__What needs to be done__
Copy every line of the records below exactly as it appears.

[Layout region records]
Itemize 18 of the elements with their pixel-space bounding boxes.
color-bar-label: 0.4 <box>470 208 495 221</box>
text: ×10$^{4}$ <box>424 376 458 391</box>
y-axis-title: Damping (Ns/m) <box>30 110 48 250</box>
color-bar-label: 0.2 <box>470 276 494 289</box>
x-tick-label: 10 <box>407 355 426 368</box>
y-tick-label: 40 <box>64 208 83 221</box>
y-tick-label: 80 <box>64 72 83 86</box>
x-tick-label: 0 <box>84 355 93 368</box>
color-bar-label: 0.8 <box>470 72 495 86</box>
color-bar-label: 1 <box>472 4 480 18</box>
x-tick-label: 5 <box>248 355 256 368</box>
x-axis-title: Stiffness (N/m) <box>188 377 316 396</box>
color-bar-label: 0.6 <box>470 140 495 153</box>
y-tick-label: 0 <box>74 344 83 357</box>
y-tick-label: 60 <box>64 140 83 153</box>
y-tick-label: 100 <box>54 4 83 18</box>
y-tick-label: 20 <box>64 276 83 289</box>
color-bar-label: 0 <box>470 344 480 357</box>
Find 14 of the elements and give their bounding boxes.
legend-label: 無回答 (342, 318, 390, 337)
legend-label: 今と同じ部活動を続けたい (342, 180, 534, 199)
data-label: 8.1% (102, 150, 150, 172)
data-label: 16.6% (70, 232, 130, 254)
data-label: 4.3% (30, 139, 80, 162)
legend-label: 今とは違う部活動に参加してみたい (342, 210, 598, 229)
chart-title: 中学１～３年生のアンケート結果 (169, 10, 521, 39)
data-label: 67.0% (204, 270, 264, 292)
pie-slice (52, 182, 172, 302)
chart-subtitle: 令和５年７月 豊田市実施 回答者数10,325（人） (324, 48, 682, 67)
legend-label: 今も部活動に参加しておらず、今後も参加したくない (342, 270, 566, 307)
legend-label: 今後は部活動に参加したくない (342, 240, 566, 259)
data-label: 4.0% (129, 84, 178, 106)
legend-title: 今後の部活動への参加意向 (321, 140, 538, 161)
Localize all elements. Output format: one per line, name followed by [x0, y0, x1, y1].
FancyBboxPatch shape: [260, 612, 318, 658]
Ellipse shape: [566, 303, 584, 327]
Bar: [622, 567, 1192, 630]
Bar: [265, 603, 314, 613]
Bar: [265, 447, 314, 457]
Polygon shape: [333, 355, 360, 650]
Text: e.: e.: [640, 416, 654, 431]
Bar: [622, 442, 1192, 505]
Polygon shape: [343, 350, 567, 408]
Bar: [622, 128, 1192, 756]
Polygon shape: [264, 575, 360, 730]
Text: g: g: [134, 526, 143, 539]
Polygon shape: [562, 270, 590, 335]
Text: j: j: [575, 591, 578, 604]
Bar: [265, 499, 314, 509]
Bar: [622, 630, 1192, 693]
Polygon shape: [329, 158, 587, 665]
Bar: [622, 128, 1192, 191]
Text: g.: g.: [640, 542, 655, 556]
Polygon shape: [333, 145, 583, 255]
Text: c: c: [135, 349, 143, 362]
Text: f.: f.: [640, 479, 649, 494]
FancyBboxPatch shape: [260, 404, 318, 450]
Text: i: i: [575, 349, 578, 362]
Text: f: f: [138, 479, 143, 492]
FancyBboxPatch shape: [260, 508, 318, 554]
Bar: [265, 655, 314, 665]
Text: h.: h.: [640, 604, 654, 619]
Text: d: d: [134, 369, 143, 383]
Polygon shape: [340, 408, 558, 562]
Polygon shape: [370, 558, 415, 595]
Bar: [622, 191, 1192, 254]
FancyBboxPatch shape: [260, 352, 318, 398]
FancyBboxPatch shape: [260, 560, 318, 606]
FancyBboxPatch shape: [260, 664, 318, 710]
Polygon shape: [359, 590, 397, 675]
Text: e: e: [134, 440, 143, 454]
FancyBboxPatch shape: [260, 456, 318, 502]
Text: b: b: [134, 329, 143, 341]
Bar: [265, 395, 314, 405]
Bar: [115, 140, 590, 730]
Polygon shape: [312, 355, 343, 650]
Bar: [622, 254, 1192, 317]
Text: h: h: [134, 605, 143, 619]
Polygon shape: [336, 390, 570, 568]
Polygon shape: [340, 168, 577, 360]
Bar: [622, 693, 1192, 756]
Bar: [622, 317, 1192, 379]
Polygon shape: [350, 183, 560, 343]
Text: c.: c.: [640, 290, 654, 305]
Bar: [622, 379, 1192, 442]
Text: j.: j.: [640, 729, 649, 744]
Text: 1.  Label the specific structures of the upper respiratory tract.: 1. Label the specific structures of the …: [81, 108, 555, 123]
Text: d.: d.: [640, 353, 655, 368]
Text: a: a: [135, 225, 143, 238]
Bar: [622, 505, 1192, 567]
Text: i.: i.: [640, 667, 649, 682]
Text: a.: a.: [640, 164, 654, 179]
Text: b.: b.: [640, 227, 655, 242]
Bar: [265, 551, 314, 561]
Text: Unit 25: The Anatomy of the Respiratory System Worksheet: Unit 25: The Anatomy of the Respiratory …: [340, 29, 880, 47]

__Result of the exercise__
Itemize 18 of the elements with their pixel-space bounding boxes.
color-bar-label: 0.4 <box>470 208 495 221</box>
text: ×10$^{4}$ <box>424 376 458 391</box>
y-axis-title: Damping (Ns/m) <box>30 110 48 250</box>
color-bar-label: 0.2 <box>470 276 494 289</box>
x-tick-label: 10 <box>407 355 426 368</box>
y-tick-label: 40 <box>64 208 83 221</box>
y-tick-label: 80 <box>64 72 83 86</box>
x-tick-label: 0 <box>84 355 93 368</box>
color-bar-label: 0.8 <box>470 72 495 86</box>
color-bar-label: 1 <box>472 4 480 18</box>
x-tick-label: 5 <box>248 355 256 368</box>
x-axis-title: Stiffness (N/m) <box>188 377 316 396</box>
color-bar-label: 0.6 <box>470 140 495 153</box>
y-tick-label: 0 <box>74 344 83 357</box>
y-tick-label: 60 <box>64 140 83 153</box>
y-tick-label: 100 <box>54 4 83 18</box>
y-tick-label: 20 <box>64 276 83 289</box>
color-bar-label: 0 <box>470 344 480 357</box>
Find 14 of the elements and give their bounding boxes.
legend-label: 無回答 (342, 318, 390, 337)
legend-label: 今と同じ部活動を続けたい (342, 180, 534, 199)
data-label: 8.1% (102, 150, 150, 172)
data-label: 16.6% (70, 232, 130, 254)
data-label: 4.3% (30, 139, 80, 162)
legend-label: 今とは違う部活動に参加してみたい (342, 210, 598, 229)
chart-title: 中学１～３年生のアンケート結果 (169, 10, 521, 39)
data-label: 67.0% (204, 270, 264, 292)
pie-slice (52, 182, 172, 302)
chart-subtitle: 令和５年７月 豊田市実施 回答者数10,325（人） (324, 48, 682, 67)
legend-label: 今も部活動に参加しておらず、今後も参加したくない (342, 270, 566, 307)
legend-label: 今後は部活動に参加したくない (342, 240, 566, 259)
data-label: 4.0% (129, 84, 178, 106)
legend-title: 今後の部活動への参加意向 (321, 140, 538, 161)
Localize all elements. Output format: one per line, name followed by [x0, y0, x1, y1].
FancyBboxPatch shape: [260, 612, 318, 658]
Ellipse shape: [566, 303, 584, 327]
Bar: [622, 567, 1192, 630]
Bar: [265, 603, 314, 613]
Bar: [265, 447, 314, 457]
Polygon shape: [333, 355, 360, 650]
Text: e.: e.: [640, 416, 654, 431]
Bar: [622, 442, 1192, 505]
Polygon shape: [343, 350, 567, 408]
Bar: [622, 128, 1192, 756]
Polygon shape: [264, 575, 360, 730]
Text: g: g: [134, 526, 143, 539]
Polygon shape: [562, 270, 590, 335]
Text: j: j: [575, 591, 578, 604]
Bar: [265, 499, 314, 509]
Bar: [622, 630, 1192, 693]
Polygon shape: [329, 158, 587, 665]
Bar: [622, 128, 1192, 191]
Text: g.: g.: [640, 542, 655, 556]
Polygon shape: [333, 145, 583, 255]
Text: c: c: [135, 349, 143, 362]
Text: f.: f.: [640, 479, 649, 494]
FancyBboxPatch shape: [260, 404, 318, 450]
Text: i: i: [575, 349, 578, 362]
Text: f: f: [138, 479, 143, 492]
FancyBboxPatch shape: [260, 508, 318, 554]
Bar: [265, 655, 314, 665]
Text: h.: h.: [640, 604, 654, 619]
Text: d: d: [134, 369, 143, 383]
Polygon shape: [340, 408, 558, 562]
Polygon shape: [370, 558, 415, 595]
Bar: [622, 191, 1192, 254]
FancyBboxPatch shape: [260, 352, 318, 398]
FancyBboxPatch shape: [260, 560, 318, 606]
FancyBboxPatch shape: [260, 664, 318, 710]
Polygon shape: [359, 590, 397, 675]
Text: e: e: [134, 440, 143, 454]
FancyBboxPatch shape: [260, 456, 318, 502]
Text: b: b: [134, 329, 143, 341]
Bar: [265, 395, 314, 405]
Bar: [115, 140, 590, 730]
Polygon shape: [312, 355, 343, 650]
Bar: [622, 254, 1192, 317]
Text: h: h: [134, 605, 143, 619]
Polygon shape: [336, 390, 570, 568]
Polygon shape: [340, 168, 577, 360]
Bar: [622, 693, 1192, 756]
Bar: [622, 317, 1192, 379]
Polygon shape: [350, 183, 560, 343]
Text: c.: c.: [640, 290, 654, 305]
Bar: [622, 379, 1192, 442]
Text: j.: j.: [640, 729, 649, 744]
Text: 1.  Label the specific structures of the upper respiratory tract.: 1. Label the specific structures of the …: [81, 108, 555, 123]
Text: d.: d.: [640, 353, 655, 368]
Text: a: a: [135, 225, 143, 238]
Bar: [622, 505, 1192, 567]
Text: i.: i.: [640, 667, 649, 682]
Text: a.: a.: [640, 164, 654, 179]
Text: b.: b.: [640, 227, 655, 242]
Bar: [265, 551, 314, 561]
Text: Unit 25: The Anatomy of the Respiratory System Worksheet: Unit 25: The Anatomy of the Respiratory …: [340, 29, 880, 47]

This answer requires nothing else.